Restate the material word for word and leave out anything that is a picture.

[Begin]

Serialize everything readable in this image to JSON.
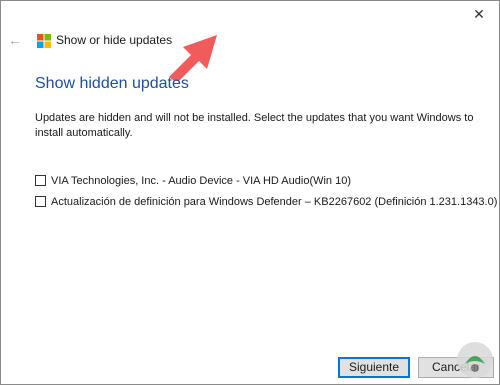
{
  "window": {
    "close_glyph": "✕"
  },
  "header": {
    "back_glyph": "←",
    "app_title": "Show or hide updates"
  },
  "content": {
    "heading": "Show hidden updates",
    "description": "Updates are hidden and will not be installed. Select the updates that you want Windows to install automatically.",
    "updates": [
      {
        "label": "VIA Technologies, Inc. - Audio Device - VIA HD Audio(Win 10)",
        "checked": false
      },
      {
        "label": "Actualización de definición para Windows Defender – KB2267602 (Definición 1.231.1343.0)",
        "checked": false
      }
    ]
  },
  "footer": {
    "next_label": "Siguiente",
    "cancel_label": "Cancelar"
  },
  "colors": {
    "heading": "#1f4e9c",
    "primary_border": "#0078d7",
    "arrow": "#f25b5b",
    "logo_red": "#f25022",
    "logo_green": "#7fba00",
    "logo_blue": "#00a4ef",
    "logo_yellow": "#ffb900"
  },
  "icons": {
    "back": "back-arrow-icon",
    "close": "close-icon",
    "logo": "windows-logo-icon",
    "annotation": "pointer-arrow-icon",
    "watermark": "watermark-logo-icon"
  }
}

[End]

_REPLY_
Serialize everything readable in this image to JSON.
{
  "window": {
    "close_glyph": "✕"
  },
  "header": {
    "back_glyph": "←",
    "app_title": "Show or hide updates"
  },
  "content": {
    "heading": "Show hidden updates",
    "description": "Updates are hidden and will not be installed. Select the updates that you want Windows to install automatically.",
    "updates": [
      {
        "label": "VIA Technologies, Inc. - Audio Device - VIA HD Audio(Win 10)",
        "checked": false
      },
      {
        "label": "Actualización de definición para Windows Defender – KB2267602 (Definición 1.231.1343.0)",
        "checked": false
      }
    ]
  },
  "footer": {
    "next_label": "Siguiente",
    "cancel_label": "Cancelar"
  },
  "colors": {
    "heading": "#1f4e9c",
    "primary_border": "#0078d7",
    "arrow": "#f25b5b",
    "logo_red": "#f25022",
    "logo_green": "#7fba00",
    "logo_blue": "#00a4ef",
    "logo_yellow": "#ffb900"
  },
  "icons": {
    "back": "back-arrow-icon",
    "close": "close-icon",
    "logo": "windows-logo-icon",
    "annotation": "pointer-arrow-icon",
    "watermark": "watermark-logo-icon"
  }
}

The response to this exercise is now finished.